* [EXERCISE DIRECTIONS] Show all lines that include the string "title"; copy each one.
***
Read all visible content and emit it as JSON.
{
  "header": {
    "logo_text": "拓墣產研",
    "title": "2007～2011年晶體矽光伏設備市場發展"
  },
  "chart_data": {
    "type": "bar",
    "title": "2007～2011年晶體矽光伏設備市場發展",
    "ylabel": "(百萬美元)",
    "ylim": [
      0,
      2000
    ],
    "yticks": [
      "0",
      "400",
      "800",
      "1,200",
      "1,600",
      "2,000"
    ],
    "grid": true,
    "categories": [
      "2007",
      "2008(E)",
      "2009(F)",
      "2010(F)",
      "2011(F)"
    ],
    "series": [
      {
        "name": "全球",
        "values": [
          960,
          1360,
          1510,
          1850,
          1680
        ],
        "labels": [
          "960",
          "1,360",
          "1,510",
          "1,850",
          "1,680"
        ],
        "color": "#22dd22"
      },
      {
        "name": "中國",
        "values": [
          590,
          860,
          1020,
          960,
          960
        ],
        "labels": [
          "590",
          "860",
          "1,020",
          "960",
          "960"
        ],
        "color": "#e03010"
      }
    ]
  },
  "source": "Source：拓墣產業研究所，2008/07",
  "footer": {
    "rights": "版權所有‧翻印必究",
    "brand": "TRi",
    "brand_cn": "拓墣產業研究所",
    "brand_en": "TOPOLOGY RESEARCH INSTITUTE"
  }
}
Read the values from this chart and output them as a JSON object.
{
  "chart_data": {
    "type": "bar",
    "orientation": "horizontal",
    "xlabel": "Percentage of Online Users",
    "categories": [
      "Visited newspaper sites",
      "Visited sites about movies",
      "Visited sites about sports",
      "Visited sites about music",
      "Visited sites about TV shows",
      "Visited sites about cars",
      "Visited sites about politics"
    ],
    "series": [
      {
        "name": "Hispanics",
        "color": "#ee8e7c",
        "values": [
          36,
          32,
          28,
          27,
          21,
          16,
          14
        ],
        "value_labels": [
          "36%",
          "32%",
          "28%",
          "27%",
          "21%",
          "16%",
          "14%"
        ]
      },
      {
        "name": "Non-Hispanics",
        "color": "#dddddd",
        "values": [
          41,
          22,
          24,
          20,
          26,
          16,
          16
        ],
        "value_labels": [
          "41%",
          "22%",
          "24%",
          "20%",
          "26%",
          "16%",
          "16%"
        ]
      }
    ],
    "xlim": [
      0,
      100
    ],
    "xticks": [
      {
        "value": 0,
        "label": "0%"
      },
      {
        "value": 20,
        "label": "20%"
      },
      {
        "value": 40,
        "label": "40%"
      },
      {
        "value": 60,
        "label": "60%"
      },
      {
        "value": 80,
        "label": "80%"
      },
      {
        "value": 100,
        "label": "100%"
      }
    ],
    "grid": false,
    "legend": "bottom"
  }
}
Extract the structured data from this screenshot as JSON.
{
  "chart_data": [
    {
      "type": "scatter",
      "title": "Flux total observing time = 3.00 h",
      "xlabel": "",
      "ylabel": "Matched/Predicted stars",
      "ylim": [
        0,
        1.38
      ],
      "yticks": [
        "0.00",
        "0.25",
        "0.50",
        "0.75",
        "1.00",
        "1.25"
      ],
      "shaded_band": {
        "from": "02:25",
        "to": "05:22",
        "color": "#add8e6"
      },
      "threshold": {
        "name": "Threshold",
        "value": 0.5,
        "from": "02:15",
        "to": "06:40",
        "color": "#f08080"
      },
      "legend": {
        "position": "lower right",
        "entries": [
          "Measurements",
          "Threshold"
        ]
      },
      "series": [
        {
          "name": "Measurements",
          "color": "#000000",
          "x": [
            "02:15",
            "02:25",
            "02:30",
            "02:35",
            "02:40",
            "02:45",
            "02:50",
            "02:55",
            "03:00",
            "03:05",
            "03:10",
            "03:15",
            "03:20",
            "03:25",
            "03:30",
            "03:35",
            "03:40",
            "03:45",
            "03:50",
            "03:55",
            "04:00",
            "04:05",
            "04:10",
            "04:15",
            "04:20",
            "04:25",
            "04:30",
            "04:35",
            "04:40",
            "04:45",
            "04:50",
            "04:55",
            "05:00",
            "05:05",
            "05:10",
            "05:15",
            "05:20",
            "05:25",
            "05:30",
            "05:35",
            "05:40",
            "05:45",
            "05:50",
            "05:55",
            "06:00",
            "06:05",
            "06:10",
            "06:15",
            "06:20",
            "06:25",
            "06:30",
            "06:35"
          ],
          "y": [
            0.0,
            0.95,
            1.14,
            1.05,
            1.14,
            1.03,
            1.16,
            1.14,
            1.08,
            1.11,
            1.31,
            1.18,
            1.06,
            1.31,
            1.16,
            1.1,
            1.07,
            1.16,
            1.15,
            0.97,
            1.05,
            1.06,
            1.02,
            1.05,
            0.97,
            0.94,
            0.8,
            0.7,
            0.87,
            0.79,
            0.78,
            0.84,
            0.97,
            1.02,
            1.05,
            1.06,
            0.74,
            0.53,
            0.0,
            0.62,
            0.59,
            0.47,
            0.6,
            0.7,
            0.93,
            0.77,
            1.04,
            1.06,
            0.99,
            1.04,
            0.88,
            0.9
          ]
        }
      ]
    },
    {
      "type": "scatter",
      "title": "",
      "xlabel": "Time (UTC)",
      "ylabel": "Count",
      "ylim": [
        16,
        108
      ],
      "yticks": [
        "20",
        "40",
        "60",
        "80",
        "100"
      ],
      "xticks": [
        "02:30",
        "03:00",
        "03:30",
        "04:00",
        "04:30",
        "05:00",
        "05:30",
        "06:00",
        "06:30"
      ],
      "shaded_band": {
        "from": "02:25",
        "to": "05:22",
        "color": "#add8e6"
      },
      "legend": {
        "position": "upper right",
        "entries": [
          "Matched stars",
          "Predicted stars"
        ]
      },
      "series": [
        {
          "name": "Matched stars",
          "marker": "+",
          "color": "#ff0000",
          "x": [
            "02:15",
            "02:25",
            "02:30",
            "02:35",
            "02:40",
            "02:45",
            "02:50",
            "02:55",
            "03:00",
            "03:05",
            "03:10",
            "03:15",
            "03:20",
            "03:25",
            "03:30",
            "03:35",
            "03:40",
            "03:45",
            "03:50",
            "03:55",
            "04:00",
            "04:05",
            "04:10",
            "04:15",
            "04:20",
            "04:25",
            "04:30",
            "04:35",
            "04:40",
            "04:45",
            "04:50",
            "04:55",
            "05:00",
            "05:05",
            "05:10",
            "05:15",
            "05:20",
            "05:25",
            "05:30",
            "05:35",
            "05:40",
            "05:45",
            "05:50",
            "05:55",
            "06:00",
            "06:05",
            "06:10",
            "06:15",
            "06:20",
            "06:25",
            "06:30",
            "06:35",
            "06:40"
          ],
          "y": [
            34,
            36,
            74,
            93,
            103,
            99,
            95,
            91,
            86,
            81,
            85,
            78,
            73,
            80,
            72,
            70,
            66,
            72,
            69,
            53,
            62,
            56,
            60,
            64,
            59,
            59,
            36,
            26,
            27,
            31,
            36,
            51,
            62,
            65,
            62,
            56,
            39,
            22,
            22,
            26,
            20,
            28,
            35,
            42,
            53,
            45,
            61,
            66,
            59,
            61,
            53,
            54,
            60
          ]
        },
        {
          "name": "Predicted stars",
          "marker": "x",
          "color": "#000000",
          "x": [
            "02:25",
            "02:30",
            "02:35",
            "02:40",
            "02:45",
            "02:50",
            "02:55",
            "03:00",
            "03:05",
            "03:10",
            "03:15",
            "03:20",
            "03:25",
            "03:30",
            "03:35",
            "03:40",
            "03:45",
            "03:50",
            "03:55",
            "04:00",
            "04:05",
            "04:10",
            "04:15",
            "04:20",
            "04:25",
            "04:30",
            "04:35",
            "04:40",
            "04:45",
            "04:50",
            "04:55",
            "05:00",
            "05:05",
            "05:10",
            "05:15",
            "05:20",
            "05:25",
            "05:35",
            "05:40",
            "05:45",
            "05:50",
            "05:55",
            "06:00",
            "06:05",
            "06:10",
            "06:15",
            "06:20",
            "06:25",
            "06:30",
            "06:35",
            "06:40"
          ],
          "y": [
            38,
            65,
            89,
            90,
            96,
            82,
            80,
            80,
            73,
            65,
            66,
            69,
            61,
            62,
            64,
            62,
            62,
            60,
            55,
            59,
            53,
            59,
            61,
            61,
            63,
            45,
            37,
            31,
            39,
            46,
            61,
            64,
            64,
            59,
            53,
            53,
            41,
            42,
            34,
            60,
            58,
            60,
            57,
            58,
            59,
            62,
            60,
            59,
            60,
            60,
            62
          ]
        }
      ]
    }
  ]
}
***
* [THE SOLUTION]
    "title": "2007～2011年晶體矽光伏設備市場發展"
    "title": "2007～2011年晶體矽光伏設備市場發展",
      "title": "Flux total observing time = 3.00 h",
      "title": "",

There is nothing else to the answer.